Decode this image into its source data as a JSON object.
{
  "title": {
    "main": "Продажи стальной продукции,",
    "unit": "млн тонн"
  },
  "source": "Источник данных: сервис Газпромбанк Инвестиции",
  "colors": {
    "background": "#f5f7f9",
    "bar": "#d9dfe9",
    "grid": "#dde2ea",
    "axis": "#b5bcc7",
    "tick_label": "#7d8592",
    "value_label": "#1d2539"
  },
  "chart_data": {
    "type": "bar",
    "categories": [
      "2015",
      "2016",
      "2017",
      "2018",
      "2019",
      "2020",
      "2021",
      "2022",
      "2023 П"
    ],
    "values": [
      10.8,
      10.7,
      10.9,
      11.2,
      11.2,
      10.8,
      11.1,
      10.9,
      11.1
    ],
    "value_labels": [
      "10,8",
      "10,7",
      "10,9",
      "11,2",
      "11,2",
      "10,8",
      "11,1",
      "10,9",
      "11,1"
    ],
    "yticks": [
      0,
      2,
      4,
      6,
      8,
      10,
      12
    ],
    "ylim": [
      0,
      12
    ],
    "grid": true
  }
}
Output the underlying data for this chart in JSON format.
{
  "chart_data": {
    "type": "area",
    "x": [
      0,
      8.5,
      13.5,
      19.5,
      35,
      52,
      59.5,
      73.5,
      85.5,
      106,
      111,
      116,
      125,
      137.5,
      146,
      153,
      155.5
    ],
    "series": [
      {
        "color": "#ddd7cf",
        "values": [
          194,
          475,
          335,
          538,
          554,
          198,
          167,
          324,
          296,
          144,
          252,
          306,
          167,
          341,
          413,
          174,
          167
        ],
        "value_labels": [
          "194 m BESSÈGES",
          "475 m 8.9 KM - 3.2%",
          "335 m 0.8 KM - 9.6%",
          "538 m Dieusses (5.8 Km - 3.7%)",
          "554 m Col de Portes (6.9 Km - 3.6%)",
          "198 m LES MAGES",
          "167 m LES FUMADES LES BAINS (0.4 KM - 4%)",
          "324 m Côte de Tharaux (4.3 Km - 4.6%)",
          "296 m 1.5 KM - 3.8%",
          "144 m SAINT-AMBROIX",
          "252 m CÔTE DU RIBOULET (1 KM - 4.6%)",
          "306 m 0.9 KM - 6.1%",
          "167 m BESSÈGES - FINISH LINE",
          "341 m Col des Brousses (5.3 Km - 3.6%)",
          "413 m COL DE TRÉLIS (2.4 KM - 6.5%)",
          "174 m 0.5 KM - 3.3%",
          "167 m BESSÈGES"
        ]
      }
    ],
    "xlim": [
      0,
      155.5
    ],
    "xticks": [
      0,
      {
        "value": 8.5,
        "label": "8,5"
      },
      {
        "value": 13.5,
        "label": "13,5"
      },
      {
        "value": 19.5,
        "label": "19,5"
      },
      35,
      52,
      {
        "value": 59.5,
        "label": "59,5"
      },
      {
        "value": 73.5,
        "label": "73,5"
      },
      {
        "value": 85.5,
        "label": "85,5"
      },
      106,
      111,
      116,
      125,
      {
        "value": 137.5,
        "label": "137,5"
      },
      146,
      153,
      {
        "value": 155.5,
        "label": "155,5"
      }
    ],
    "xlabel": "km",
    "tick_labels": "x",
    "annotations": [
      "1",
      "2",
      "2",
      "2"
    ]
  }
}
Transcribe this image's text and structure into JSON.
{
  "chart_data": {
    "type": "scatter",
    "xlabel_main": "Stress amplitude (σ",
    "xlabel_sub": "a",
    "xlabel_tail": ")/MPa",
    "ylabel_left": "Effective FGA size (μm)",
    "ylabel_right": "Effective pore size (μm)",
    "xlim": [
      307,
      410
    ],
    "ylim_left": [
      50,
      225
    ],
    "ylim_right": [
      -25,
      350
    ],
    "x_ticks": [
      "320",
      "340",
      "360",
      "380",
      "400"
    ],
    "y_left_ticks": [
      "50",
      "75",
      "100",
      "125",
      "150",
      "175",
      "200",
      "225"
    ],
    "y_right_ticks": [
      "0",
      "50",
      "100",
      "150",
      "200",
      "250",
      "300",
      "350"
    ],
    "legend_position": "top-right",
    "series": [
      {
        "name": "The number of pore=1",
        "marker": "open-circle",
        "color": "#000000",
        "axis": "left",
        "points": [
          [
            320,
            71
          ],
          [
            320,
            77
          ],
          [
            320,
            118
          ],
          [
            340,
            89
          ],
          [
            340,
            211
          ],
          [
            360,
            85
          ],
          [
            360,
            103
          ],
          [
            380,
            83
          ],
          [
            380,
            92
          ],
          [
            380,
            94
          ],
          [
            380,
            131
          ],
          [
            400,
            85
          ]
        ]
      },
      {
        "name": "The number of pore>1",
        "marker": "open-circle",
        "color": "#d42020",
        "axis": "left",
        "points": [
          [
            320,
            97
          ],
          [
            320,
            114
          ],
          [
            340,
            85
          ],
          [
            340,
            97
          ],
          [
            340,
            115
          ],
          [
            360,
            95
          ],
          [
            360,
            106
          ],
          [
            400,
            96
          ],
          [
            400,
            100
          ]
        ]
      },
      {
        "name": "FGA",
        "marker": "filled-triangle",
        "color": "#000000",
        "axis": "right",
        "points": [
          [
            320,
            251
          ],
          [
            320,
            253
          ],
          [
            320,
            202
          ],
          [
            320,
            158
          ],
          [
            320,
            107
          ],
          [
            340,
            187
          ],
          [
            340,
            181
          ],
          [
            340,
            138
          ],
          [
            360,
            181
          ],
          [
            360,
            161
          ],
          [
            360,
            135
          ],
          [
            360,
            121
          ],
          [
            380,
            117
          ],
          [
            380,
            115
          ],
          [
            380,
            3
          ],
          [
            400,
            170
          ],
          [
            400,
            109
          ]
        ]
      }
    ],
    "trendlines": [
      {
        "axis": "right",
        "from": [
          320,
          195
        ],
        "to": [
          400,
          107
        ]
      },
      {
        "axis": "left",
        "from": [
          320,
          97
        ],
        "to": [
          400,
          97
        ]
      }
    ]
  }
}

:::

## INSTRUCTIONS FOR THE TASK
Copy out each line of the entries that holds "number".

## RESULT
        "name": "The number of pore=1",
        "name": "The number of pore>1",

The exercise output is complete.